Record extracts
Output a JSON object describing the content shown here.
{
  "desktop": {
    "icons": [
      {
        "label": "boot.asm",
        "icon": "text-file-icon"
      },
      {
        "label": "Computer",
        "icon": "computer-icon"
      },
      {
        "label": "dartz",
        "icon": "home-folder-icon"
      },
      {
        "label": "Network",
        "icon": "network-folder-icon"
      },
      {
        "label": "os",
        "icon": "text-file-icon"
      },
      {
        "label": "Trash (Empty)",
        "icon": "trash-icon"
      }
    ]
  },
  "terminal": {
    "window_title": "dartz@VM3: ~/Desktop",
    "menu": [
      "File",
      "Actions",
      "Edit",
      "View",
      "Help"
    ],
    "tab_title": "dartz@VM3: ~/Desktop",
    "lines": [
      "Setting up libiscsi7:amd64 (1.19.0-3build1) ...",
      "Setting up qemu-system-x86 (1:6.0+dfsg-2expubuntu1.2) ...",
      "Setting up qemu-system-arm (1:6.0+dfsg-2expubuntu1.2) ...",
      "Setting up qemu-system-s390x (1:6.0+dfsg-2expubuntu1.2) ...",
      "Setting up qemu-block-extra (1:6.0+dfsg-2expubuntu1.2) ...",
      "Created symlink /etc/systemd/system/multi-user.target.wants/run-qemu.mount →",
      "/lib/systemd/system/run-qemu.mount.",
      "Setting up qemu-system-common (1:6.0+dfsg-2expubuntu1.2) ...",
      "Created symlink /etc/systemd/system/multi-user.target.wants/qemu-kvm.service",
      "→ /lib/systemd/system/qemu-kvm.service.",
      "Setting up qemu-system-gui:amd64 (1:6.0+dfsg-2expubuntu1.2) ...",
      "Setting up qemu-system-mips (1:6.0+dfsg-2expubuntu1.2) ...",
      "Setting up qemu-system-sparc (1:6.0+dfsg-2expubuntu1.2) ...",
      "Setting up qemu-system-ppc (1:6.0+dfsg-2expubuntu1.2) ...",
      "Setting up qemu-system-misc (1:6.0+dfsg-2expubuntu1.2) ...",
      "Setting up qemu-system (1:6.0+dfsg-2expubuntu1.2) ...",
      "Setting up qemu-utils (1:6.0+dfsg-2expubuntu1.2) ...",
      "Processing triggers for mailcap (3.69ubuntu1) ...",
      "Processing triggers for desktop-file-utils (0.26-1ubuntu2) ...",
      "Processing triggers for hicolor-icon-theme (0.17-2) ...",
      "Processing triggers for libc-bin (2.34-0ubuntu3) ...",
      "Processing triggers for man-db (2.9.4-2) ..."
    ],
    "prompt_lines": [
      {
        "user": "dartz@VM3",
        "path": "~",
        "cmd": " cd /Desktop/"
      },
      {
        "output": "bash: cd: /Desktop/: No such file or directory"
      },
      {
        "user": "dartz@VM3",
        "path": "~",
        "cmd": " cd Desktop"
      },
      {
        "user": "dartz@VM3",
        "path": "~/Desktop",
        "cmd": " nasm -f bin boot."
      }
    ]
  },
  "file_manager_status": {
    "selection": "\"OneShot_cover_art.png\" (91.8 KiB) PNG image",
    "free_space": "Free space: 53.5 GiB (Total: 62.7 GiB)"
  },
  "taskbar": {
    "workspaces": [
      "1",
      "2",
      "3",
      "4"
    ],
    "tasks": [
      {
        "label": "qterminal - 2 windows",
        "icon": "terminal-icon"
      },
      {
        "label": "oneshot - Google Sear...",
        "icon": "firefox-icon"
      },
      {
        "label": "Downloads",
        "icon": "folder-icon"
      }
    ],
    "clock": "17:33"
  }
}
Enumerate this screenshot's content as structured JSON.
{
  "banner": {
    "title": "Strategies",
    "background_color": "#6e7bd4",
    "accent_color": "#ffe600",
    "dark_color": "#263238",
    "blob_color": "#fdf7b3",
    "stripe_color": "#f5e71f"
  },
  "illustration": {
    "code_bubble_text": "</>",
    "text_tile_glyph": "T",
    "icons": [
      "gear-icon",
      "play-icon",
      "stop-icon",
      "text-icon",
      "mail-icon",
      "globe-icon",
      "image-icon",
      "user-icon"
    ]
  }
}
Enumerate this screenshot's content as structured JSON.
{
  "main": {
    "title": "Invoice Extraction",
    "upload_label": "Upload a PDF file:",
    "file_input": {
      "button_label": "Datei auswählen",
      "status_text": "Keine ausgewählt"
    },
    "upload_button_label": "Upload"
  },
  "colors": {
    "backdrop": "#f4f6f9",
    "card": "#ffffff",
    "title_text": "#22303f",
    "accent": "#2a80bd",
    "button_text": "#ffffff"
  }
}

Task to complete
State the count of lines above containing the string "systemd", and add nothing to it.

The response
4